What to work on: Below are the records. List every line holding the word "JSON".

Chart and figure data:
⁂

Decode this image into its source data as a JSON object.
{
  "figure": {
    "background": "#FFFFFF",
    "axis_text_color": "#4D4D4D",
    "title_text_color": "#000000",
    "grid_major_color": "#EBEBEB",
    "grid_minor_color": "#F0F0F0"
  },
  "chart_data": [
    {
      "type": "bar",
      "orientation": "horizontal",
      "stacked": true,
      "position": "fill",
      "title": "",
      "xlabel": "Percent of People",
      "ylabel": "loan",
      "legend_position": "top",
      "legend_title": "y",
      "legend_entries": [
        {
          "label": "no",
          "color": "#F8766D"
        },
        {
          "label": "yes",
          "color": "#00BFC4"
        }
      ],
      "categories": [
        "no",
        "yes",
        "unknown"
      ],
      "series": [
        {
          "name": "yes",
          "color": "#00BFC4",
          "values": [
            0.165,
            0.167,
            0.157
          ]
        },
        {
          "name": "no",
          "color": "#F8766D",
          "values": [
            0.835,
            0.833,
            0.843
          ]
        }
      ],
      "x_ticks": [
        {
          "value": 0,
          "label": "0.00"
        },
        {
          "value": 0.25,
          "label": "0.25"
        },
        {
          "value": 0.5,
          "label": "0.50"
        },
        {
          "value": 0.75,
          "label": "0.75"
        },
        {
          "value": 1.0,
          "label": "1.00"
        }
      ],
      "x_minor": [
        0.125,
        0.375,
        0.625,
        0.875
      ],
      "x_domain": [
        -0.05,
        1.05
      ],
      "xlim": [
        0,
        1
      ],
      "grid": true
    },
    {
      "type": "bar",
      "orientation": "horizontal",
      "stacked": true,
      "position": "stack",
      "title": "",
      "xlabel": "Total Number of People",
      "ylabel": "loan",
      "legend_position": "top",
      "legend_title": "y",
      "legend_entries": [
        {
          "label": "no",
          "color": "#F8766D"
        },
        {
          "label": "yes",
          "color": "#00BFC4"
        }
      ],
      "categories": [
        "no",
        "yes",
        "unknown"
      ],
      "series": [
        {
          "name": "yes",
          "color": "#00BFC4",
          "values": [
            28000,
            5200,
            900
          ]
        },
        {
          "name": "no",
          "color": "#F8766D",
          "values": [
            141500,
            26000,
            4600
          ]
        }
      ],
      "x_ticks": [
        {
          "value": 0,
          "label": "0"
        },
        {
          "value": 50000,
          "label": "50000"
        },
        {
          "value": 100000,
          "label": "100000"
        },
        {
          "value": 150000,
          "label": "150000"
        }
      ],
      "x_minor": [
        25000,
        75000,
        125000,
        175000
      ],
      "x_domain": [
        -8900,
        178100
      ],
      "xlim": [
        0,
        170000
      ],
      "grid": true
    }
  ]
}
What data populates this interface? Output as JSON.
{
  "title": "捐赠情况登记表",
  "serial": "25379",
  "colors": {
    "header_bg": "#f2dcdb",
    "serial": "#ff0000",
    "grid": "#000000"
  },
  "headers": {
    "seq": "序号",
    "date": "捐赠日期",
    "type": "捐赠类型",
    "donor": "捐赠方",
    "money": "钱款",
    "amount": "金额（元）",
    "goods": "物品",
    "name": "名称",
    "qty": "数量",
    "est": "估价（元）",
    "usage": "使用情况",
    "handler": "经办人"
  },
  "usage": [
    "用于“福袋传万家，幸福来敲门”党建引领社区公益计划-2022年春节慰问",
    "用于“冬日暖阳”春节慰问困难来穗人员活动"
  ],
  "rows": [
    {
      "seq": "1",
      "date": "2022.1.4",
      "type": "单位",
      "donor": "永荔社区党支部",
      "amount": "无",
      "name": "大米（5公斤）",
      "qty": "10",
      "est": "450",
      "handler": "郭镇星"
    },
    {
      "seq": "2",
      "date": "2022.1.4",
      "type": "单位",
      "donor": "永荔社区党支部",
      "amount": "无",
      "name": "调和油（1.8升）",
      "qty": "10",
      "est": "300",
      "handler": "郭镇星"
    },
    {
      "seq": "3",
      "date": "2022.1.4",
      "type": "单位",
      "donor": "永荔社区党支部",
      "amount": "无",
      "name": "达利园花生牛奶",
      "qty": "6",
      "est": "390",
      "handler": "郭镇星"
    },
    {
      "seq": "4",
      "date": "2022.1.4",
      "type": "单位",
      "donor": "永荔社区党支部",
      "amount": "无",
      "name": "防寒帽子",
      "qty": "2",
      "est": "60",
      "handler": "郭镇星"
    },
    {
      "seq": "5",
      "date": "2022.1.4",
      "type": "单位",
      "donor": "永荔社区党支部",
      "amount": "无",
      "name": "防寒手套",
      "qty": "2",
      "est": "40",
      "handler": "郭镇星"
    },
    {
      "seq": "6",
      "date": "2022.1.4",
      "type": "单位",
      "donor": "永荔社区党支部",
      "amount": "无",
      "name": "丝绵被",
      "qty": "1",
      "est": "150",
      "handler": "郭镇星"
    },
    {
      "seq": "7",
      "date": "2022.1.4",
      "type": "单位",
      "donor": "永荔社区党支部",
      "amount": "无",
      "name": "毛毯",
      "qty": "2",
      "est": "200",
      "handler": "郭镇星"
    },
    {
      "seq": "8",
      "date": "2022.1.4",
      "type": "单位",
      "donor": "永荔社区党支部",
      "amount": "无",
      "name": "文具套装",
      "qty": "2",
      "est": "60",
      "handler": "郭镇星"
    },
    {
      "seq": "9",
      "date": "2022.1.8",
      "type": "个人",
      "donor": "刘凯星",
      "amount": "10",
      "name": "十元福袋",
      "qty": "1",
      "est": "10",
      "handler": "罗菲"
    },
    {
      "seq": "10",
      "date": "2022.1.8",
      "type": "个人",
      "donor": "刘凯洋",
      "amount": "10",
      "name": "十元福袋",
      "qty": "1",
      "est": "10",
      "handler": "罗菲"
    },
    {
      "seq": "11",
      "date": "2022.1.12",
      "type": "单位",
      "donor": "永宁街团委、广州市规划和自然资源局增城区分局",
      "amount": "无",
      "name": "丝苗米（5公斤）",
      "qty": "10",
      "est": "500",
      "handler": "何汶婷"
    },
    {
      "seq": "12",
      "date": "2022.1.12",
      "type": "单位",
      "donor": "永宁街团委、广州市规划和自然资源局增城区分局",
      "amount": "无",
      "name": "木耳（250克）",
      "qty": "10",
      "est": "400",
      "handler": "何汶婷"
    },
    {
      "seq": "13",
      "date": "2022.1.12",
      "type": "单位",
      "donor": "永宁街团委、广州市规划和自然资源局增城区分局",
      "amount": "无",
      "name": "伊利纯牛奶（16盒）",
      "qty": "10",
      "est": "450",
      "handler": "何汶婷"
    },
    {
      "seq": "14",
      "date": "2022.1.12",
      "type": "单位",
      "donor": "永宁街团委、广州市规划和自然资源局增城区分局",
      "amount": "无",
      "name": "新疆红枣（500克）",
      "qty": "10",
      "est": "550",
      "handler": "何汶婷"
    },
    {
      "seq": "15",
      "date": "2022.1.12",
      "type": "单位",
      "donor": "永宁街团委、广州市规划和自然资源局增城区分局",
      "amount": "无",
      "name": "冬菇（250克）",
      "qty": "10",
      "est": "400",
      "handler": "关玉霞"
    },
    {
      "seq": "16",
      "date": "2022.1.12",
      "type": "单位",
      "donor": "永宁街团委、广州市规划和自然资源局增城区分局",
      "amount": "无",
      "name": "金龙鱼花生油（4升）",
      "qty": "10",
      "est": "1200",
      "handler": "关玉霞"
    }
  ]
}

⁂

The solution:
Decode this image into its source data as a JSON object.
What data populates this interface? Output as JSON.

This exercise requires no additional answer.